Available data:
------------------------------------------------

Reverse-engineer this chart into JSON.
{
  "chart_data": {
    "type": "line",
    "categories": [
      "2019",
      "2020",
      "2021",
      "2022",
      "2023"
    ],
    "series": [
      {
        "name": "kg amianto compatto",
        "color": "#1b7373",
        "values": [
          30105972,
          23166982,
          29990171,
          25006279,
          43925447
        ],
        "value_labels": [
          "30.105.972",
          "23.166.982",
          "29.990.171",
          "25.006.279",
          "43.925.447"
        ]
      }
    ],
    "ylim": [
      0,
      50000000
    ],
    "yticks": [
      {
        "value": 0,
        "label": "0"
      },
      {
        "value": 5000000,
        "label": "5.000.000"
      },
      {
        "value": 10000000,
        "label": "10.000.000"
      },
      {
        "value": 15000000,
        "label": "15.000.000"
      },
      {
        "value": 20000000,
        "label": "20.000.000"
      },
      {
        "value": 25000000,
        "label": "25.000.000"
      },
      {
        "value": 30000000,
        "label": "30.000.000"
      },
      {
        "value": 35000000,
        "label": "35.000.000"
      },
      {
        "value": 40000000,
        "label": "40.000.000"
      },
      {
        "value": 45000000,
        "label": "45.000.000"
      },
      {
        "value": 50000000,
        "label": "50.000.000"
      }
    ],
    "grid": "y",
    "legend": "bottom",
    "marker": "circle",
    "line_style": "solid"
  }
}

------------------------------------------------

Output the data above exactly, please, line for line.

Solved exercise:
Reverse-engineer this chart into JSON.
{
  "chart_data": {
    "type": "line",
    "categories": [
      "2019",
      "2020",
      "2021",
      "2022",
      "2023"
    ],
    "series": [
      {
        "name": "kg amianto compatto",
        "color": "#1b7373",
        "values": [
          30105972,
          23166982,
          29990171,
          25006279,
          43925447
        ],
        "value_labels": [
          "30.105.972",
          "23.166.982",
          "29.990.171",
          "25.006.279",
          "43.925.447"
        ]
      }
    ],
    "ylim": [
      0,
      50000000
    ],
    "yticks": [
      {
        "value": 0,
        "label": "0"
      },
      {
        "value": 5000000,
        "label": "5.000.000"
      },
      {
        "value": 10000000,
        "label": "10.000.000"
      },
      {
        "value": 15000000,
        "label": "15.000.000"
      },
      {
        "value": 20000000,
        "label": "20.000.000"
      },
      {
        "value": 25000000,
        "label": "25.000.000"
      },
      {
        "value": 30000000,
        "label": "30.000.000"
      },
      {
        "value": 35000000,
        "label": "35.000.000"
      },
      {
        "value": 40000000,
        "label": "40.000.000"
      },
      {
        "value": 45000000,
        "label": "45.000.000"
      },
      {
        "value": 50000000,
        "label": "50.000.000"
      }
    ],
    "grid": "y",
    "legend": "bottom",
    "marker": "circle",
    "line_style": "solid"
  }
}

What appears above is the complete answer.